### YOUR INSTRUCTIONS
Search the data below for "渲染视图模版"; list each line that holds it.

─── MATERIAL TO PROCESS ───

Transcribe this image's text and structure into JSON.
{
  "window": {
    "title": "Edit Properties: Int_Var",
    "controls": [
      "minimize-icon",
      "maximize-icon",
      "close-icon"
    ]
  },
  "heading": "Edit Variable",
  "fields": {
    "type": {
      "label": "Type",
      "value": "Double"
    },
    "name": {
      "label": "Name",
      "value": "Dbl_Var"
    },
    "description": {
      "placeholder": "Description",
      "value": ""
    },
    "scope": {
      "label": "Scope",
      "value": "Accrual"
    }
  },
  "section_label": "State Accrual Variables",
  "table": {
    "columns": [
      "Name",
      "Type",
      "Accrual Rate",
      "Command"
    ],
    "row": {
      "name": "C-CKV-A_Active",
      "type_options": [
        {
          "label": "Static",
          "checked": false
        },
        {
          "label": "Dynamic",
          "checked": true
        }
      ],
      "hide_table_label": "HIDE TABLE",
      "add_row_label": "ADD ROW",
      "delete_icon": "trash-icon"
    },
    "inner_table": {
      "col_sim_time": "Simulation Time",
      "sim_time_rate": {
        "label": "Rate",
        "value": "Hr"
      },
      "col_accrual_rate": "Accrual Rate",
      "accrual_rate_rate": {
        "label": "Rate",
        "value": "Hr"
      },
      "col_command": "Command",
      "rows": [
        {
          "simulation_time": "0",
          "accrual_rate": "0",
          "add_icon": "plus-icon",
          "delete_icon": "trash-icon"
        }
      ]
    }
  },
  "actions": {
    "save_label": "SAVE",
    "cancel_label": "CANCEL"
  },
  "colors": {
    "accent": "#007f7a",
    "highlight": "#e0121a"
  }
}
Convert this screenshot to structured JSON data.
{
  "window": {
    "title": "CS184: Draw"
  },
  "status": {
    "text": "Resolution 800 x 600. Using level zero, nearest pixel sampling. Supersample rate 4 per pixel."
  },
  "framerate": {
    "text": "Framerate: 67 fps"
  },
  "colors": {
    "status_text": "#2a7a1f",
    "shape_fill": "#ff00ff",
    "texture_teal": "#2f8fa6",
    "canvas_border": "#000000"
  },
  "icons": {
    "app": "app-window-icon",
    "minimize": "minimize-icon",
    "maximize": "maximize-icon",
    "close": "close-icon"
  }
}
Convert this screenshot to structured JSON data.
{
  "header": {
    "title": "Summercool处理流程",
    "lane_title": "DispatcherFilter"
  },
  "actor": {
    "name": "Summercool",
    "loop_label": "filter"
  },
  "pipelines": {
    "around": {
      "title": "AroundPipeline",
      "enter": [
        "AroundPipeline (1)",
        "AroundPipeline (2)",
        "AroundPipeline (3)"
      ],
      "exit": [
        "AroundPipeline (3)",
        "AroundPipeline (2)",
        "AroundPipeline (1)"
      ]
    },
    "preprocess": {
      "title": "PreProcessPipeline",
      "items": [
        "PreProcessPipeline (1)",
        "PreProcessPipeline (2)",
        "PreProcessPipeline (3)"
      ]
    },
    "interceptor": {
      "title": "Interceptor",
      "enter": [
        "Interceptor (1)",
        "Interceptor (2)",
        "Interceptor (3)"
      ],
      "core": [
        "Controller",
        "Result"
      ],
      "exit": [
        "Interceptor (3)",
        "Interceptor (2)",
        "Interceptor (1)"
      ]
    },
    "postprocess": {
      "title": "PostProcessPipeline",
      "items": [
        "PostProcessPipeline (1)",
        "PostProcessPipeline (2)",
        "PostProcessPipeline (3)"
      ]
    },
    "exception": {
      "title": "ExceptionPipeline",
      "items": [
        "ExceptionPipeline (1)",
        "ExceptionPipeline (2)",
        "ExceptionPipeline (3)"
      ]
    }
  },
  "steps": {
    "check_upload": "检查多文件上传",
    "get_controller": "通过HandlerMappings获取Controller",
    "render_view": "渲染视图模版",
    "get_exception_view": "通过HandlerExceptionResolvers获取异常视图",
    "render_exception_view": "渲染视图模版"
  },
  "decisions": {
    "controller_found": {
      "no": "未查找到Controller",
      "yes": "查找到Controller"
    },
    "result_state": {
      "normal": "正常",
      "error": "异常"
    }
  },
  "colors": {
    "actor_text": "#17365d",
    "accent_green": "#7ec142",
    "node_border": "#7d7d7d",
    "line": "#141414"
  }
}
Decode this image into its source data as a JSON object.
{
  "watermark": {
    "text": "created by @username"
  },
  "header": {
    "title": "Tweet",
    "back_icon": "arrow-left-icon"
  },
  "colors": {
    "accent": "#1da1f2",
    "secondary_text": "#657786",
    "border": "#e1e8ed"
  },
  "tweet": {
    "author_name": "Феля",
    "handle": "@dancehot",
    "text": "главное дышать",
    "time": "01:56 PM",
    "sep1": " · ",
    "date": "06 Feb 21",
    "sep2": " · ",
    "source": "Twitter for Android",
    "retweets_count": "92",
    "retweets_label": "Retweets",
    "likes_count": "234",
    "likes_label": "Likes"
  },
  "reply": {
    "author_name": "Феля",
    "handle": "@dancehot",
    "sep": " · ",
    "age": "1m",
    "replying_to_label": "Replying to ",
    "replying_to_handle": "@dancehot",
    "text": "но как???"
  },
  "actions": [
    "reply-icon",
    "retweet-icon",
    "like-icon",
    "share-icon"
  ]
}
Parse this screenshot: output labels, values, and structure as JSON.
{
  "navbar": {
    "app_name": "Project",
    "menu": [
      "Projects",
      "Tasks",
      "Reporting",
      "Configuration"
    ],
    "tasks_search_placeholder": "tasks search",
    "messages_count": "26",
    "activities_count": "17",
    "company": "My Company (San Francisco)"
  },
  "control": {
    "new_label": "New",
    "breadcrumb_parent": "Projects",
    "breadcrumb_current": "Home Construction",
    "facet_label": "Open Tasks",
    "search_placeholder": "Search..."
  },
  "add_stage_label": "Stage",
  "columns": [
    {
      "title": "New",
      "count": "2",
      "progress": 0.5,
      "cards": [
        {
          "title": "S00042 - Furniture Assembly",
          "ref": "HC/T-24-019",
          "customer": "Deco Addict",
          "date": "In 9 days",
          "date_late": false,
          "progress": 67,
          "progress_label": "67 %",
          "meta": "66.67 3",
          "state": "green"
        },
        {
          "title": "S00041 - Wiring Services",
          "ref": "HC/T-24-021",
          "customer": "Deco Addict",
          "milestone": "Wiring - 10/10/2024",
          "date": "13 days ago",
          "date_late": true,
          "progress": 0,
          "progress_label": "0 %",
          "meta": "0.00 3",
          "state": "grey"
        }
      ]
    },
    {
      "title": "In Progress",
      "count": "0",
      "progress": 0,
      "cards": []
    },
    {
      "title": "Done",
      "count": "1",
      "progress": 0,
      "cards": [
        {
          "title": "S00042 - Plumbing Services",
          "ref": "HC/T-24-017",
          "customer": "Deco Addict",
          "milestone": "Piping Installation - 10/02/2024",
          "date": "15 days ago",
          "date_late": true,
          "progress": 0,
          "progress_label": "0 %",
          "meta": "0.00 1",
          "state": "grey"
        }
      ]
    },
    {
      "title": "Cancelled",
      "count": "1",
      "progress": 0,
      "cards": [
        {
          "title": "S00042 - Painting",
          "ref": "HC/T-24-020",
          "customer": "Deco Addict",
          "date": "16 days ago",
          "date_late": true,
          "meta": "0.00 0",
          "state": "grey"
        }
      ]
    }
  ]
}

───

### EXPECTED OUTPUT
    "render_view": "渲染视图模版",
    "render_exception_view": "渲染视图模版"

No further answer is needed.